*Task goal:*
Filter the data for lines with the word "Tractica", then copy every line so identified.

*Extracted material:*
=======
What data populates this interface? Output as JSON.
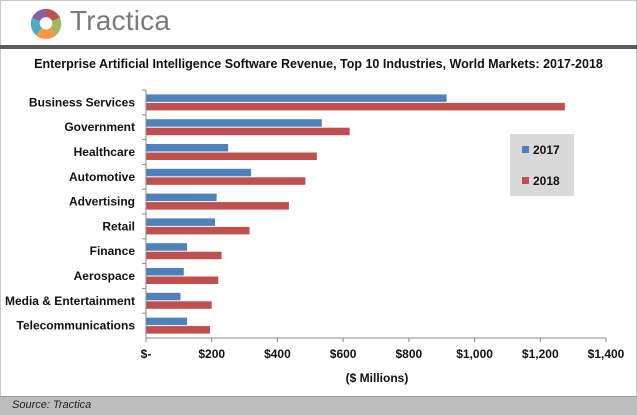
{
  "brand": {
    "name": "Tractica"
  },
  "colors": {
    "s2017": "#4f81bd",
    "s2018": "#c0504d",
    "legend_bg": "#d9d9d9",
    "footer_bg": "#bdbdbd"
  },
  "chart_data": {
    "type": "bar",
    "orientation": "horizontal",
    "title": "Enterprise Artificial Intelligence Software Revenue, Top 10 Industries, World Markets: 2017-2018",
    "xlabel": "($ Millions)",
    "ylabel": "",
    "xlim": [
      0,
      1400
    ],
    "grid": false,
    "legend_position": "right",
    "categories": [
      "Business Services",
      "Government",
      "Healthcare",
      "Automotive",
      "Advertising",
      "Retail",
      "Finance",
      "Aerospace",
      "Media & Entertainment",
      "Telecommunications"
    ],
    "series": [
      {
        "name": "2017",
        "values": [
          915,
          535,
          250,
          320,
          215,
          210,
          125,
          115,
          105,
          125
        ]
      },
      {
        "name": "2018",
        "values": [
          1275,
          620,
          520,
          485,
          435,
          315,
          230,
          220,
          200,
          195
        ]
      }
    ],
    "tick_labels": [
      "$-",
      "$200",
      "$400",
      "$600",
      "$800",
      "$1,000",
      "$1,200",
      "$1,400"
    ]
  },
  "source": "Source: Tractica"
}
=======
*Output for this exercise:*
    "name": "Tractica"
  "source": "Source: Tractica"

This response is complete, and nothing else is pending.